TO BE DONE: Every line from the one containing "What text is on this page?" through the end of the listing below must be given again exactly, and nothing else; exclude pictures.
=== MATERIAL SHOWN ===
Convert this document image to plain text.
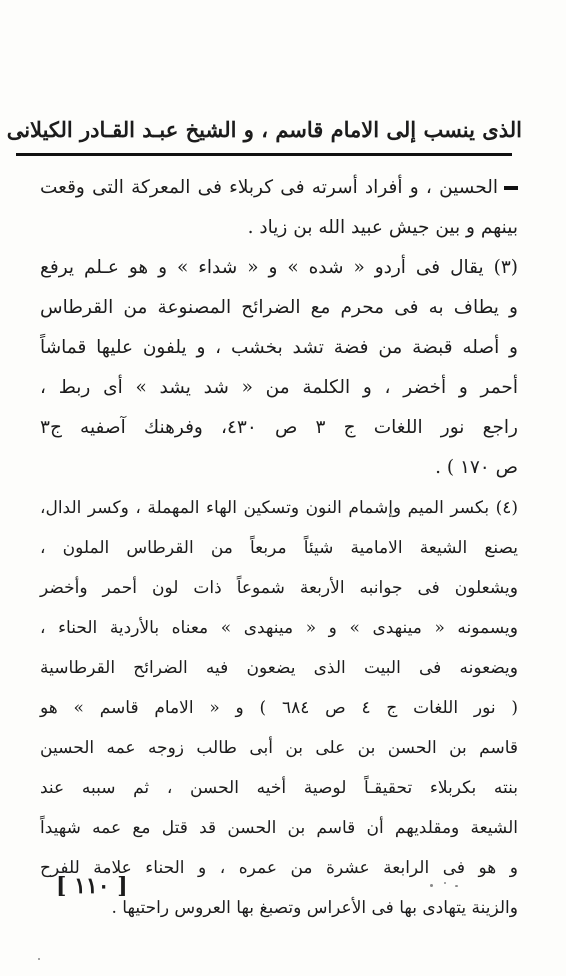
الذى ينسب إلى الامام قاسم ، و الشيخ عبـد القـادر الكيلانى
الحسين ، و أفراد أسرته فى كربلاء فى المعركة التى وقعت
بينهم و بين جيش عبيد الله بن زياد .
(٣) يقال فى أردو « شده » و « شداء » و هو عـلم يرفع
و يطاف به فى محرم مع الضرائح المصنوعة من القرطاس
و أصله قبضة من فضة تشد بخشب ، و يلفون عليها قماشاً
أحمر و أخضر ، و الكلمة من « شد يشد » أى ربط ،
راجع نور اللغات ج ٣ ص ٤٣٠، وفرهنك آصفيه ج٣
ص ١٧٠ ) .
(٤) بكسر الميم وإشمام النون وتسكين الهاء المهملة ، وكسر الدال،
يصنع الشيعة الامامية شيئاً مربعاً من القرطاس الملون ،
ويشعلون فى جوانبه الأربعة شموعاً ذات لون أحمر وأخضر
ويسمونه « مينهدى » و « مينهدى » معناه بالأردية الحناء ،
ويضعونه فى البيت الذى يضعون فيه الضرائح القرطاسية
( نور اللغات ج ٤ ص ٦٨٤ ) و « الامام قاسم » هو
قاسم بن الحسن بن على بن أبى طالب زوجه عمه الحسين
بنته بكربلاء تحقيقـاً لوصية أخيه الحسن ، ثم سببه عند
الشيعة ومقلديهم أن قاسم بن الحسن قد قتل مع عمه شهيداً
و هو فى الرابعة عشرة من عمره ، و الحناء علامة للفرح
والزينة يتهادى بها فى الأعراس وتصبغ بها العروس راحتيها .
[ ١١٠ ]
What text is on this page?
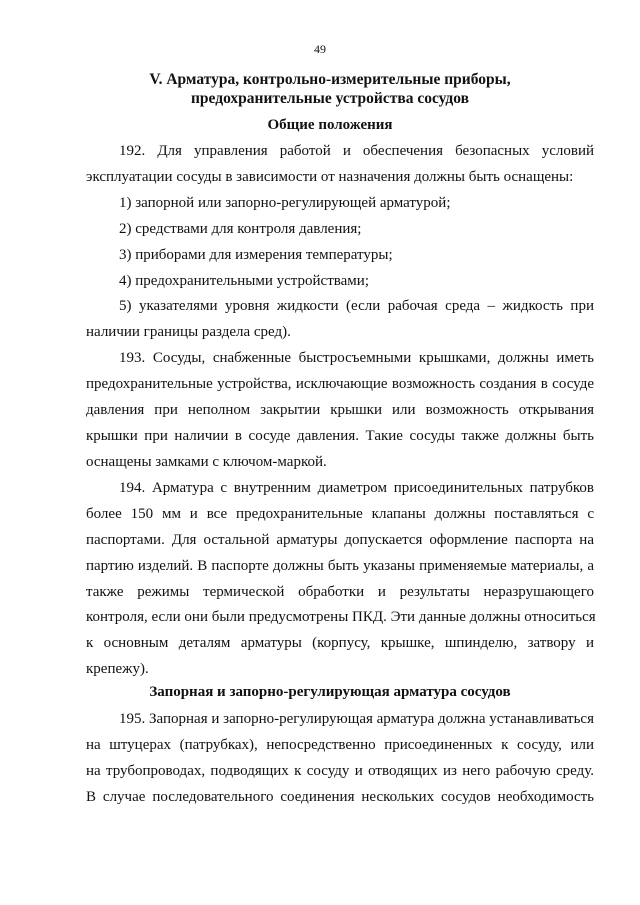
49
V. Арматура, контрольно-измерительные приборы,
предохранительные устройства сосудов
Общие положения
192. Для управления работой и обеспечения безопасных условий
эксплуатации сосуды в зависимости от назначения должны быть оснащены:
1) запорной или запорно-регулирующей арматурой;
2) средствами для контроля давления;
3) приборами для измерения температуры;
4) предохранительными устройствами;
5) указателями уровня жидкости (если рабочая среда – жидкость при
наличии границы раздела сред).
193. Сосуды, снабженные быстросъемными крышками, должны иметь
предохранительные устройства, исключающие возможность создания в сосуде
давления при неполном закрытии крышки или возможность открывания
крышки при наличии в сосуде давления. Такие сосуды также должны быть
оснащены замками с ключом-маркой.
194. Арматура с внутренним диаметром присоединительных патрубков
более 150 мм и все предохранительные клапаны должны поставляться с
паспортами. Для остальной арматуры допускается оформление паспорта на
партию изделий. В паспорте должны быть указаны применяемые материалы, а
также режимы термической обработки и результаты неразрушающего
контроля, если они были предусмотрены ПКД. Эти данные должны относиться
к основным деталям арматуры (корпусу, крышке, шпинделю, затвору и
крепежу).
Запорная и запорно-регулирующая арматура сосудов
195. Запорная и запорно-регулирующая арматура должна устанавливаться
на штуцерах (патрубках), непосредственно присоединенных к сосуду, или
на трубопроводах, подводящих к сосуду и отводящих из него рабочую среду.
В случае последовательного соединения нескольких сосудов необходимость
===
WRITTEN RESPONSE:
What text is on this page?
49
V. Арматура, контрольно-измерительные приборы,
предохранительные устройства сосудов
Общие положения
192. Для управления работой и обеспечения безопасных условий
эксплуатации сосуды в зависимости от назначения должны быть оснащены:
1) запорной или запорно-регулирующей арматурой;
2) средствами для контроля давления;
3) приборами для измерения температуры;
4) предохранительными устройствами;
5) указателями уровня жидкости (если рабочая среда – жидкость при
наличии границы раздела сред).
193. Сосуды, снабженные быстросъемными крышками, должны иметь
предохранительные устройства, исключающие возможность создания в сосуде
давления при неполном закрытии крышки или возможность открывания
крышки при наличии в сосуде давления. Такие сосуды также должны быть
оснащены замками с ключом-маркой.
194. Арматура с внутренним диаметром присоединительных патрубков
более 150 мм и все предохранительные клапаны должны поставляться с
паспортами. Для остальной арматуры допускается оформление паспорта на
партию изделий. В паспорте должны быть указаны применяемые материалы, а
также режимы термической обработки и результаты неразрушающего
контроля, если они были предусмотрены ПКД. Эти данные должны относиться
к основным деталям арматуры (корпусу, крышке, шпинделю, затвору и
крепежу).
Запорная и запорно-регулирующая арматура сосудов
195. Запорная и запорно-регулирующая арматура должна устанавливаться
на штуцерах (патрубках), непосредственно присоединенных к сосуду, или
на трубопроводах, подводящих к сосуду и отводящих из него рабочую среду.
В случае последовательного соединения нескольких сосудов необходимость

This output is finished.